(WHAT IS BEING ASKED):
Your task is to output all the records below, word for word.
▬▬▬▬▬▬▬▬▬▬
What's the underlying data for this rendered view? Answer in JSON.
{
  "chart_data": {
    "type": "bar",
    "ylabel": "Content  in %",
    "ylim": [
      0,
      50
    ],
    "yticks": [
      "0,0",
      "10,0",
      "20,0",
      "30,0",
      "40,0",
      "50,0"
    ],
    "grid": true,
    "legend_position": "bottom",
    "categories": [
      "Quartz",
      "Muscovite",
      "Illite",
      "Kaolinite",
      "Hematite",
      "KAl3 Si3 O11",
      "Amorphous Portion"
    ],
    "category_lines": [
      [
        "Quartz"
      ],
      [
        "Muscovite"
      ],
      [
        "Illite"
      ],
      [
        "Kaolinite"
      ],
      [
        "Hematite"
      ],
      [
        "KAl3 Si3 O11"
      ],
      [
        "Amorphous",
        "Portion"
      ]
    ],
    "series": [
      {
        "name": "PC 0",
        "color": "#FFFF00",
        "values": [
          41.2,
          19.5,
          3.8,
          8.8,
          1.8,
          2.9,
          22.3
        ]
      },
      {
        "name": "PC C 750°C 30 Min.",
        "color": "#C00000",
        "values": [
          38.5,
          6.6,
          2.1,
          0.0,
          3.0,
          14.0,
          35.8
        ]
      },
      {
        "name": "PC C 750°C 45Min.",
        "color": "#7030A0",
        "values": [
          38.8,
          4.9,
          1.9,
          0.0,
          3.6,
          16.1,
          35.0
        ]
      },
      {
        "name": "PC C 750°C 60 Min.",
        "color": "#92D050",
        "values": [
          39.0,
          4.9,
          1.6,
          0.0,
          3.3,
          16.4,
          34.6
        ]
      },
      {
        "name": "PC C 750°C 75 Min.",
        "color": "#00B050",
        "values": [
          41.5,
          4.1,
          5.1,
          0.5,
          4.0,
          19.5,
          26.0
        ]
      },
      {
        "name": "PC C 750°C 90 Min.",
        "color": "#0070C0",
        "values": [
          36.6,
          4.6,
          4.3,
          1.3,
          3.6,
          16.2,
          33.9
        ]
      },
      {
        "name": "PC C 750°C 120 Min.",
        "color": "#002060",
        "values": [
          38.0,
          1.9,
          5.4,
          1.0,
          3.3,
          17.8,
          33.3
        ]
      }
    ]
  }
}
▬▬▬▬▬▬▬▬▬▬
(ANSWER TO THIS EXERCISE):
What's the underlying data for this rendered view? Answer in JSON.
{
  "chart_data": {
    "type": "bar",
    "ylabel": "Content  in %",
    "ylim": [
      0,
      50
    ],
    "yticks": [
      "0,0",
      "10,0",
      "20,0",
      "30,0",
      "40,0",
      "50,0"
    ],
    "grid": true,
    "legend_position": "bottom",
    "categories": [
      "Quartz",
      "Muscovite",
      "Illite",
      "Kaolinite",
      "Hematite",
      "KAl3 Si3 O11",
      "Amorphous Portion"
    ],
    "category_lines": [
      [
        "Quartz"
      ],
      [
        "Muscovite"
      ],
      [
        "Illite"
      ],
      [
        "Kaolinite"
      ],
      [
        "Hematite"
      ],
      [
        "KAl3 Si3 O11"
      ],
      [
        "Amorphous",
        "Portion"
      ]
    ],
    "series": [
      {
        "name": "PC 0",
        "color": "#FFFF00",
        "values": [
          41.2,
          19.5,
          3.8,
          8.8,
          1.8,
          2.9,
          22.3
        ]
      },
      {
        "name": "PC C 750°C 30 Min.",
        "color": "#C00000",
        "values": [
          38.5,
          6.6,
          2.1,
          0.0,
          3.0,
          14.0,
          35.8
        ]
      },
      {
        "name": "PC C 750°C 45Min.",
        "color": "#7030A0",
        "values": [
          38.8,
          4.9,
          1.9,
          0.0,
          3.6,
          16.1,
          35.0
        ]
      },
      {
        "name": "PC C 750°C 60 Min.",
        "color": "#92D050",
        "values": [
          39.0,
          4.9,
          1.6,
          0.0,
          3.3,
          16.4,
          34.6
        ]
      },
      {
        "name": "PC C 750°C 75 Min.",
        "color": "#00B050",
        "values": [
          41.5,
          4.1,
          5.1,
          0.5,
          4.0,
          19.5,
          26.0
        ]
      },
      {
        "name": "PC C 750°C 90 Min.",
        "color": "#0070C0",
        "values": [
          36.6,
          4.6,
          4.3,
          1.3,
          3.6,
          16.2,
          33.9
        ]
      },
      {
        "name": "PC C 750°C 120 Min.",
        "color": "#002060",
        "values": [
          38.0,
          1.9,
          5.4,
          1.0,
          3.3,
          17.8,
          33.3
        ]
      }
    ]
  }
}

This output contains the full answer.